-- Dataset start --
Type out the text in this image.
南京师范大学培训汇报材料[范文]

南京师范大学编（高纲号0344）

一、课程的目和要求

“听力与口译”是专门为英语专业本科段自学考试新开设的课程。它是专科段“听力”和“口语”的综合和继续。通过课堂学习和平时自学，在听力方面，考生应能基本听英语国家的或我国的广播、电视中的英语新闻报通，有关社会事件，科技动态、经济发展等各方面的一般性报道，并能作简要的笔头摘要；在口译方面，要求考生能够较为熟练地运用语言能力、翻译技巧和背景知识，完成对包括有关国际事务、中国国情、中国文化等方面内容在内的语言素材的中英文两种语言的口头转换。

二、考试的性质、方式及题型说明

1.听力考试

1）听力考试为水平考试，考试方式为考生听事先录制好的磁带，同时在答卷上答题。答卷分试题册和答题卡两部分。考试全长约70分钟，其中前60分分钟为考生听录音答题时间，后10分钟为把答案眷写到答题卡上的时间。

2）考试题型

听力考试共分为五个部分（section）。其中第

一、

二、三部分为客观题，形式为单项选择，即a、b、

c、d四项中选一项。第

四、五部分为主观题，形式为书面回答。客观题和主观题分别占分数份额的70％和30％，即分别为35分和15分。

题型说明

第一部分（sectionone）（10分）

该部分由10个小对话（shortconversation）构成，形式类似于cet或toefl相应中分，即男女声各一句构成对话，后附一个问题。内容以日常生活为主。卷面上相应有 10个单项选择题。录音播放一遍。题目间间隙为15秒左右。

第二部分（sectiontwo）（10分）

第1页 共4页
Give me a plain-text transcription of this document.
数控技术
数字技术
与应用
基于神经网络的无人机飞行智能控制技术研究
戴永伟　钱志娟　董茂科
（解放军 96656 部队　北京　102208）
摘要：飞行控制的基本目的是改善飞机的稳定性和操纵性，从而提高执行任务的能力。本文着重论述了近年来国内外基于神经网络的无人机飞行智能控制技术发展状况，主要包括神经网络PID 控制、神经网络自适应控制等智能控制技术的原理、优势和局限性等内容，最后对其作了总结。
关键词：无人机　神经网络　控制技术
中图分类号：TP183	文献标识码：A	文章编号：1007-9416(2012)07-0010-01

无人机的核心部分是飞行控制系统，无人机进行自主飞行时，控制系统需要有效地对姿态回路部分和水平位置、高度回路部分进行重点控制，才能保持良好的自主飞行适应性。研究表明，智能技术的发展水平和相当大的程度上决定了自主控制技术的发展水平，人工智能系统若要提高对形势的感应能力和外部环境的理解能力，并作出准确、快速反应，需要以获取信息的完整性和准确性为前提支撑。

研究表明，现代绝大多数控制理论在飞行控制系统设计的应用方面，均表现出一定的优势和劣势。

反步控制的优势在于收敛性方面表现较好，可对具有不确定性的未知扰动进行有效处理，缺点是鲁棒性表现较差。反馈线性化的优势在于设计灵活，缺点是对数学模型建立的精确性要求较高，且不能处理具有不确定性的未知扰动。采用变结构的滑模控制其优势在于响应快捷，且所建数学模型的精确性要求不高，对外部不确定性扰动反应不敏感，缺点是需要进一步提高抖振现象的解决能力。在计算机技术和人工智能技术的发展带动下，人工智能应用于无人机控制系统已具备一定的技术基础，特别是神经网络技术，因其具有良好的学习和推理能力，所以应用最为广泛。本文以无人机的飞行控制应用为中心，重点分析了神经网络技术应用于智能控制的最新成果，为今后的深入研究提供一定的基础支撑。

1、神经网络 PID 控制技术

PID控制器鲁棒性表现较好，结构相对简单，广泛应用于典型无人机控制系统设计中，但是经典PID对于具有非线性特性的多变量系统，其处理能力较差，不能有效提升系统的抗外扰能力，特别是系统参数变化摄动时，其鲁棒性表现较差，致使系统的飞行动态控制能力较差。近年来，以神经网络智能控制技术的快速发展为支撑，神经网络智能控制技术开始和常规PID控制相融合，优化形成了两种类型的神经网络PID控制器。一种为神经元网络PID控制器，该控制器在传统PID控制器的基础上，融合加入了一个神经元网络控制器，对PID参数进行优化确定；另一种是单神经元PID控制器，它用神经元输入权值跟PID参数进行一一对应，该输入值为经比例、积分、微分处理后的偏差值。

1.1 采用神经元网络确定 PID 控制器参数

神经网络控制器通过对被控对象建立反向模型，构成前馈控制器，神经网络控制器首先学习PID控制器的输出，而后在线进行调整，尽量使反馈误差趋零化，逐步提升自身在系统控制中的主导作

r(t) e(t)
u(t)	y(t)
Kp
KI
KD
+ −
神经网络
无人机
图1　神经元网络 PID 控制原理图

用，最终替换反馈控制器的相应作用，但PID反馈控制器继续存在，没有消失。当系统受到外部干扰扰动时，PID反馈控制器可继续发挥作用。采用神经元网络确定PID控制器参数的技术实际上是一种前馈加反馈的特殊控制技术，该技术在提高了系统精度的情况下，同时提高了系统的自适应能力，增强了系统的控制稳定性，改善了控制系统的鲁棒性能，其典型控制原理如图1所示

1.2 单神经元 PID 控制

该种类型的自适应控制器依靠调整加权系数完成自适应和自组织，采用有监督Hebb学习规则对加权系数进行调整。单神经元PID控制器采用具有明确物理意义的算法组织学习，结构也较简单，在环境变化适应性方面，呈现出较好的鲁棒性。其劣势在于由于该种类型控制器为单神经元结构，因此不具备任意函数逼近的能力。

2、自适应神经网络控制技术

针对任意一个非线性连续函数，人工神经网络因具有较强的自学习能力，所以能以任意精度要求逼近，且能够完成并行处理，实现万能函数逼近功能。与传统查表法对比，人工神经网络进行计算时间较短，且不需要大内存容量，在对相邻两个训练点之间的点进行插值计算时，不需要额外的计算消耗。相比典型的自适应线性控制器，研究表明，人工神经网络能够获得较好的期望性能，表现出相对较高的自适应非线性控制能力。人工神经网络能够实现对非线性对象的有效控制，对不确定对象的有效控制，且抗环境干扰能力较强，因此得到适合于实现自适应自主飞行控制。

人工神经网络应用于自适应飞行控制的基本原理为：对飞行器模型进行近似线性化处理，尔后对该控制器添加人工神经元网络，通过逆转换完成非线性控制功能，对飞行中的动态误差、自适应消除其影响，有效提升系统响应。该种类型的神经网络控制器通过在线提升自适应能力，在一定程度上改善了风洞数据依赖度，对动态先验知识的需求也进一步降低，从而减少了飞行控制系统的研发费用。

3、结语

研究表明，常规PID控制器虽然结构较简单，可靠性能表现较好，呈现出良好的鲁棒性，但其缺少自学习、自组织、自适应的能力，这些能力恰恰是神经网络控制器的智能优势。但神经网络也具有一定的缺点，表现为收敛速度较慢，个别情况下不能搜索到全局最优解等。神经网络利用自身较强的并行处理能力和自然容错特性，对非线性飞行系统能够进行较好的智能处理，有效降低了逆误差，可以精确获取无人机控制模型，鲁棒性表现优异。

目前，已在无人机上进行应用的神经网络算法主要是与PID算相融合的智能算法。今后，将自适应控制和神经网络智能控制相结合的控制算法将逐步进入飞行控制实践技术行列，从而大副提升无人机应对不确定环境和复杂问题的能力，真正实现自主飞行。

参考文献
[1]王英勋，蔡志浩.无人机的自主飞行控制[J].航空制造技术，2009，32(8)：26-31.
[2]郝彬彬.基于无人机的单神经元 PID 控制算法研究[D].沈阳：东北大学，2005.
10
-- Dataset end --
#### [Directions for this task]
Quote all the records. Keep every word exact.

#### [Task solution]
Type out the text in this image.
南京师范大学培训汇报材料[范文]

南京师范大学编（高纲号0344）

一、课程的目和要求

“听力与口译”是专门为英语专业本科段自学考试新开设的课程。它是专科段“听力”和“口语”的综合和继续。通过课堂学习和平时自学，在听力方面，考生应能基本听英语国家的或我国的广播、电视中的英语新闻报通，有关社会事件，科技动态、经济发展等各方面的一般性报道，并能作简要的笔头摘要；在口译方面，要求考生能够较为熟练地运用语言能力、翻译技巧和背景知识，完成对包括有关国际事务、中国国情、中国文化等方面内容在内的语言素材的中英文两种语言的口头转换。

二、考试的性质、方式及题型说明

1.听力考试

1）听力考试为水平考试，考试方式为考生听事先录制好的磁带，同时在答卷上答题。答卷分试题册和答题卡两部分。考试全长约70分钟，其中前60分分钟为考生听录音答题时间，后10分钟为把答案眷写到答题卡上的时间。

2）考试题型

听力考试共分为五个部分（section）。其中第

一、

二、三部分为客观题，形式为单项选择，即a、b、

c、d四项中选一项。第

四、五部分为主观题，形式为书面回答。客观题和主观题分别占分数份额的70％和30％，即分别为35分和15分。

题型说明

第一部分（sectionone）（10分）

该部分由10个小对话（shortconversation）构成，形式类似于cet或toefl相应中分，即男女声各一句构成对话，后附一个问题。内容以日常生活为主。卷面上相应有 10个单项选择题。录音播放一遍。题目间间隙为15秒左右。

第二部分（sectiontwo）（10分）

第1页 共4页
Give me a plain-text transcription of this document.
数控技术
数字技术
与应用
基于神经网络的无人机飞行智能控制技术研究
戴永伟　钱志娟　董茂科
（解放军 96656 部队　北京　102208）
摘要：飞行控制的基本目的是改善飞机的稳定性和操纵性，从而提高执行任务的能力。本文着重论述了近年来国内外基于神经网络的无人机飞行智能控制技术发展状况，主要包括神经网络PID 控制、神经网络自适应控制等智能控制技术的原理、优势和局限性等内容，最后对其作了总结。
关键词：无人机　神经网络　控制技术
中图分类号：TP183	文献标识码：A	文章编号：1007-9416(2012)07-0010-01

无人机的核心部分是飞行控制系统，无人机进行自主飞行时，控制系统需要有效地对姿态回路部分和水平位置、高度回路部分进行重点控制，才能保持良好的自主飞行适应性。研究表明，智能技术的发展水平和相当大的程度上决定了自主控制技术的发展水平，人工智能系统若要提高对形势的感应能力和外部环境的理解能力，并作出准确、快速反应，需要以获取信息的完整性和准确性为前提支撑。

研究表明，现代绝大多数控制理论在飞行控制系统设计的应用方面，均表现出一定的优势和劣势。

反步控制的优势在于收敛性方面表现较好，可对具有不确定性的未知扰动进行有效处理，缺点是鲁棒性表现较差。反馈线性化的优势在于设计灵活，缺点是对数学模型建立的精确性要求较高，且不能处理具有不确定性的未知扰动。采用变结构的滑模控制其优势在于响应快捷，且所建数学模型的精确性要求不高，对外部不确定性扰动反应不敏感，缺点是需要进一步提高抖振现象的解决能力。在计算机技术和人工智能技术的发展带动下，人工智能应用于无人机控制系统已具备一定的技术基础，特别是神经网络技术，因其具有良好的学习和推理能力，所以应用最为广泛。本文以无人机的飞行控制应用为中心，重点分析了神经网络技术应用于智能控制的最新成果，为今后的深入研究提供一定的基础支撑。

1、神经网络 PID 控制技术

PID控制器鲁棒性表现较好，结构相对简单，广泛应用于典型无人机控制系统设计中，但是经典PID对于具有非线性特性的多变量系统，其处理能力较差，不能有效提升系统的抗外扰能力，特别是系统参数变化摄动时，其鲁棒性表现较差，致使系统的飞行动态控制能力较差。近年来，以神经网络智能控制技术的快速发展为支撑，神经网络智能控制技术开始和常规PID控制相融合，优化形成了两种类型的神经网络PID控制器。一种为神经元网络PID控制器，该控制器在传统PID控制器的基础上，融合加入了一个神经元网络控制器，对PID参数进行优化确定；另一种是单神经元PID控制器，它用神经元输入权值跟PID参数进行一一对应，该输入值为经比例、积分、微分处理后的偏差值。

1.1 采用神经元网络确定 PID 控制器参数

神经网络控制器通过对被控对象建立反向模型，构成前馈控制器，神经网络控制器首先学习PID控制器的输出，而后在线进行调整，尽量使反馈误差趋零化，逐步提升自身在系统控制中的主导作

r(t) e(t)
u(t)	y(t)
Kp
KI
KD
+ −
神经网络
无人机
图1　神经元网络 PID 控制原理图

用，最终替换反馈控制器的相应作用，但PID反馈控制器继续存在，没有消失。当系统受到外部干扰扰动时，PID反馈控制器可继续发挥作用。采用神经元网络确定PID控制器参数的技术实际上是一种前馈加反馈的特殊控制技术，该技术在提高了系统精度的情况下，同时提高了系统的自适应能力，增强了系统的控制稳定性，改善了控制系统的鲁棒性能，其典型控制原理如图1所示

1.2 单神经元 PID 控制

该种类型的自适应控制器依靠调整加权系数完成自适应和自组织，采用有监督Hebb学习规则对加权系数进行调整。单神经元PID控制器采用具有明确物理意义的算法组织学习，结构也较简单，在环境变化适应性方面，呈现出较好的鲁棒性。其劣势在于由于该种类型控制器为单神经元结构，因此不具备任意函数逼近的能力。

2、自适应神经网络控制技术

针对任意一个非线性连续函数，人工神经网络因具有较强的自学习能力，所以能以任意精度要求逼近，且能够完成并行处理，实现万能函数逼近功能。与传统查表法对比，人工神经网络进行计算时间较短，且不需要大内存容量，在对相邻两个训练点之间的点进行插值计算时，不需要额外的计算消耗。相比典型的自适应线性控制器，研究表明，人工神经网络能够获得较好的期望性能，表现出相对较高的自适应非线性控制能力。人工神经网络能够实现对非线性对象的有效控制，对不确定对象的有效控制，且抗环境干扰能力较强，因此得到适合于实现自适应自主飞行控制。

人工神经网络应用于自适应飞行控制的基本原理为：对飞行器模型进行近似线性化处理，尔后对该控制器添加人工神经元网络，通过逆转换完成非线性控制功能，对飞行中的动态误差、自适应消除其影响，有效提升系统响应。该种类型的神经网络控制器通过在线提升自适应能力，在一定程度上改善了风洞数据依赖度，对动态先验知识的需求也进一步降低，从而减少了飞行控制系统的研发费用。

3、结语

研究表明，常规PID控制器虽然结构较简单，可靠性能表现较好，呈现出良好的鲁棒性，但其缺少自学习、自组织、自适应的能力，这些能力恰恰是神经网络控制器的智能优势。但神经网络也具有一定的缺点，表现为收敛速度较慢，个别情况下不能搜索到全局最优解等。神经网络利用自身较强的并行处理能力和自然容错特性，对非线性飞行系统能够进行较好的智能处理，有效降低了逆误差，可以精确获取无人机控制模型，鲁棒性表现优异。

目前，已在无人机上进行应用的神经网络算法主要是与PID算相融合的智能算法。今后，将自适应控制和神经网络智能控制相结合的控制算法将逐步进入飞行控制实践技术行列，从而大副提升无人机应对不确定环境和复杂问题的能力，真正实现自主飞行。

参考文献
[1]王英勋，蔡志浩.无人机的自主飞行控制[J].航空制造技术，2009，32(8)：26-31.
[2]郝彬彬.基于无人机的单神经元 PID 控制算法研究[D].沈阳：东北大学，2005.
10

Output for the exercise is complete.